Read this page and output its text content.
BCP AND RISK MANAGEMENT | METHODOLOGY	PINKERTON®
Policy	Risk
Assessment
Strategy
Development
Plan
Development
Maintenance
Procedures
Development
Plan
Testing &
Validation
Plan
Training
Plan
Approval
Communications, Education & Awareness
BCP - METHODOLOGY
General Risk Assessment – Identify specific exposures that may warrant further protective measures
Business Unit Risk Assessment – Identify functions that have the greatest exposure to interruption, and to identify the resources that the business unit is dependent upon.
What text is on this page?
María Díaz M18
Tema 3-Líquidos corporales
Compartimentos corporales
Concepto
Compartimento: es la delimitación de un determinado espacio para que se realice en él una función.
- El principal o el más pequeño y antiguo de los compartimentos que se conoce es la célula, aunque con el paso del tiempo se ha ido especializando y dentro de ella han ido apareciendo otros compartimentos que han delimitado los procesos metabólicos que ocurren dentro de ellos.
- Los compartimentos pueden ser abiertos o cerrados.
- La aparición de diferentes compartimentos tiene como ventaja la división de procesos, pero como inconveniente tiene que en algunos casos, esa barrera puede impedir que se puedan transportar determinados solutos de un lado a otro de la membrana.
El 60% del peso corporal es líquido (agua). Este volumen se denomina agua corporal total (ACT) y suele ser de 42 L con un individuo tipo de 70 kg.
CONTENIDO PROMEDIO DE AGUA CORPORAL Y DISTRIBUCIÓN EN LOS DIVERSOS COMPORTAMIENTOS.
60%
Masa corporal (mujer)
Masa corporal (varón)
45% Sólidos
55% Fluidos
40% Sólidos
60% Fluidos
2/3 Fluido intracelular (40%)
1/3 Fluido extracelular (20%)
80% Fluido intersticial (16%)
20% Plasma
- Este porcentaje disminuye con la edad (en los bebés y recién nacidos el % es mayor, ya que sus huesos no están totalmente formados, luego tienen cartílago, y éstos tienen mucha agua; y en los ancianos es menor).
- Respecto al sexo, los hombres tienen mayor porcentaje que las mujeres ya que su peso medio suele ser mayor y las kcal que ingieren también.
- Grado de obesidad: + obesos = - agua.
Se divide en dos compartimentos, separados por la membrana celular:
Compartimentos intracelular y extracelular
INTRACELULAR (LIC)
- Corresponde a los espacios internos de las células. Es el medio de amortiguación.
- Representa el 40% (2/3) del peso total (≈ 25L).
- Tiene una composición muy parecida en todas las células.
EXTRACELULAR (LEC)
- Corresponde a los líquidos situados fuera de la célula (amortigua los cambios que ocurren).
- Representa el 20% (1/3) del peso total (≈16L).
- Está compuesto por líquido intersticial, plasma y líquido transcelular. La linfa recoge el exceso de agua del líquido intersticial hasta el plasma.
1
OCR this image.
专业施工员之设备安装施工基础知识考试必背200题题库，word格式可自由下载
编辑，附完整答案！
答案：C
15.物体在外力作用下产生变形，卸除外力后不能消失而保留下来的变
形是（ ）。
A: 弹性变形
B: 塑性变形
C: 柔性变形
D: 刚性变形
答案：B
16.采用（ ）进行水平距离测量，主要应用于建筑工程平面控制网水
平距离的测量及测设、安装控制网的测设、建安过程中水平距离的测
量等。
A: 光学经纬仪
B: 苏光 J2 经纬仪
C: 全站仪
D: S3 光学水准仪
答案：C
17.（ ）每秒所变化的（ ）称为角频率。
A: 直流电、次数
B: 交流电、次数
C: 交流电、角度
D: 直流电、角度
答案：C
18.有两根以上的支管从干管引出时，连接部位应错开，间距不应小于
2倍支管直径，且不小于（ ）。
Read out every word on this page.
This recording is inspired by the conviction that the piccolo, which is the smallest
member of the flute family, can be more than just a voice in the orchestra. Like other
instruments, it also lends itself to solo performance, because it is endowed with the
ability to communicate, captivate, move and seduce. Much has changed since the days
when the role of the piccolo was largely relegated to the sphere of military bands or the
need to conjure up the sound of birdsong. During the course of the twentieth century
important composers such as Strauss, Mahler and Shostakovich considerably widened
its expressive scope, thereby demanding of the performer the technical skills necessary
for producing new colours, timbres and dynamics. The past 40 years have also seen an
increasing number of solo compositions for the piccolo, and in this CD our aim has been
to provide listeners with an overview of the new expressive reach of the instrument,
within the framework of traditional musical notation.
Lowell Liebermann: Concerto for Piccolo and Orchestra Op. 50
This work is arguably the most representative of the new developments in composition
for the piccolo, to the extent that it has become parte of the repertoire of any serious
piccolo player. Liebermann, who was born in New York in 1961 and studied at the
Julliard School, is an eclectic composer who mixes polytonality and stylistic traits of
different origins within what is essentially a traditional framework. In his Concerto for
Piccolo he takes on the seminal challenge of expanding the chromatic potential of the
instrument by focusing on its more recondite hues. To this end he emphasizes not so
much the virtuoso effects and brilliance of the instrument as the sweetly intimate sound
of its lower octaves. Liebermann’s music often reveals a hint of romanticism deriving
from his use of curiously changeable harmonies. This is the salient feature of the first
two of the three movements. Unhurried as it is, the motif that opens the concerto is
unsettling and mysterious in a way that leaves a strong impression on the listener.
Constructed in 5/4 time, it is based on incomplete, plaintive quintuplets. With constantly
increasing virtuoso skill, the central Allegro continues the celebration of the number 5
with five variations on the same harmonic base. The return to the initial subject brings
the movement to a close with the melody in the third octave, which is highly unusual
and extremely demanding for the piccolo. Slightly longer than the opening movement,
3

----------------

What is required:
Repeat all the entries exactly as given.

Final answer:
Read this page and output its text content.
BCP AND RISK MANAGEMENT | METHODOLOGY	PINKERTON®
Policy	Risk
Assessment
Strategy
Development
Plan
Development
Maintenance
Procedures
Development
Plan
Testing &
Validation
Plan
Training
Plan
Approval
Communications, Education & Awareness
BCP - METHODOLOGY
General Risk Assessment – Identify specific exposures that may warrant further protective measures
Business Unit Risk Assessment – Identify functions that have the greatest exposure to interruption, and to identify the resources that the business unit is dependent upon.
What text is on this page?
María Díaz M18
Tema 3-Líquidos corporales
Compartimentos corporales
Concepto
Compartimento: es la delimitación de un determinado espacio para que se realice en él una función.
- El principal o el más pequeño y antiguo de los compartimentos que se conoce es la célula, aunque con el paso del tiempo se ha ido especializando y dentro de ella han ido apareciendo otros compartimentos que han delimitado los procesos metabólicos que ocurren dentro de ellos.
- Los compartimentos pueden ser abiertos o cerrados.
- La aparición de diferentes compartimentos tiene como ventaja la división de procesos, pero como inconveniente tiene que en algunos casos, esa barrera puede impedir que se puedan transportar determinados solutos de un lado a otro de la membrana.
El 60% del peso corporal es líquido (agua). Este volumen se denomina agua corporal total (ACT) y suele ser de 42 L con un individuo tipo de 70 kg.
CONTENIDO PROMEDIO DE AGUA CORPORAL Y DISTRIBUCIÓN EN LOS DIVERSOS COMPORTAMIENTOS.
60%
Masa corporal (mujer)
Masa corporal (varón)
45% Sólidos
55% Fluidos
40% Sólidos
60% Fluidos
2/3 Fluido intracelular (40%)
1/3 Fluido extracelular (20%)
80% Fluido intersticial (16%)
20% Plasma
- Este porcentaje disminuye con la edad (en los bebés y recién nacidos el % es mayor, ya que sus huesos no están totalmente formados, luego tienen cartílago, y éstos tienen mucha agua; y en los ancianos es menor).
- Respecto al sexo, los hombres tienen mayor porcentaje que las mujeres ya que su peso medio suele ser mayor y las kcal que ingieren también.
- Grado de obesidad: + obesos = - agua.
Se divide en dos compartimentos, separados por la membrana celular:
Compartimentos intracelular y extracelular
INTRACELULAR (LIC)
- Corresponde a los espacios internos de las células. Es el medio de amortiguación.
- Representa el 40% (2/3) del peso total (≈ 25L).
- Tiene una composición muy parecida en todas las células.
EXTRACELULAR (LEC)
- Corresponde a los líquidos situados fuera de la célula (amortigua los cambios que ocurren).
- Representa el 20% (1/3) del peso total (≈16L).
- Está compuesto por líquido intersticial, plasma y líquido transcelular. La linfa recoge el exceso de agua del líquido intersticial hasta el plasma.
1
OCR this image.
专业施工员之设备安装施工基础知识考试必背200题题库，word格式可自由下载
编辑，附完整答案！
答案：C
15.物体在外力作用下产生变形，卸除外力后不能消失而保留下来的变
形是（ ）。
A: 弹性变形
B: 塑性变形
C: 柔性变形
D: 刚性变形
答案：B
16.采用（ ）进行水平距离测量，主要应用于建筑工程平面控制网水
平距离的测量及测设、安装控制网的测设、建安过程中水平距离的测
量等。
A: 光学经纬仪
B: 苏光 J2 经纬仪
C: 全站仪
D: S3 光学水准仪
答案：C
17.（ ）每秒所变化的（ ）称为角频率。
A: 直流电、次数
B: 交流电、次数
C: 交流电、角度
D: 直流电、角度
答案：C
18.有两根以上的支管从干管引出时，连接部位应错开，间距不应小于
2倍支管直径，且不小于（ ）。
Read out every word on this page.
This recording is inspired by the conviction that the piccolo, which is the smallest
member of the flute family, can be more than just a voice in the orchestra. Like other
instruments, it also lends itself to solo performance, because it is endowed with the
ability to communicate, captivate, move and seduce. Much has changed since the days
when the role of the piccolo was largely relegated to the sphere of military bands or the
need to conjure up the sound of birdsong. During the course of the twentieth century
important composers such as Strauss, Mahler and Shostakovich considerably widened
its expressive scope, thereby demanding of the performer the technical skills necessary
for producing new colours, timbres and dynamics. The past 40 years have also seen an
increasing number of solo compositions for the piccolo, and in this CD our aim has been
to provide listeners with an overview of the new expressive reach of the instrument,
within the framework of traditional musical notation.
Lowell Liebermann: Concerto for Piccolo and Orchestra Op. 50
This work is arguably the most representative of the new developments in composition
for the piccolo, to the extent that it has become parte of the repertoire of any serious
piccolo player. Liebermann, who was born in New York in 1961 and studied at the
Julliard School, is an eclectic composer who mixes polytonality and stylistic traits of
different origins within what is essentially a traditional framework. In his Concerto for
Piccolo he takes on the seminal challenge of expanding the chromatic potential of the
instrument by focusing on its more recondite hues. To this end he emphasizes not so
much the virtuoso effects and brilliance of the instrument as the sweetly intimate sound
of its lower octaves. Liebermann’s music often reveals a hint of romanticism deriving
from his use of curiously changeable harmonies. This is the salient feature of the first
two of the three movements. Unhurried as it is, the motif that opens the concerto is
unsettling and mysterious in a way that leaves a strong impression on the listener.
Constructed in 5/4 time, it is based on incomplete, plaintive quintuplets. With constantly
increasing virtuoso skill, the central Allegro continues the celebration of the number 5
with five variations on the same harmonic base. The return to the initial subject brings
the movement to a close with the melody in the third octave, which is highly unusual
and extremely demanding for the piccolo. Slightly longer than the opening movement,
3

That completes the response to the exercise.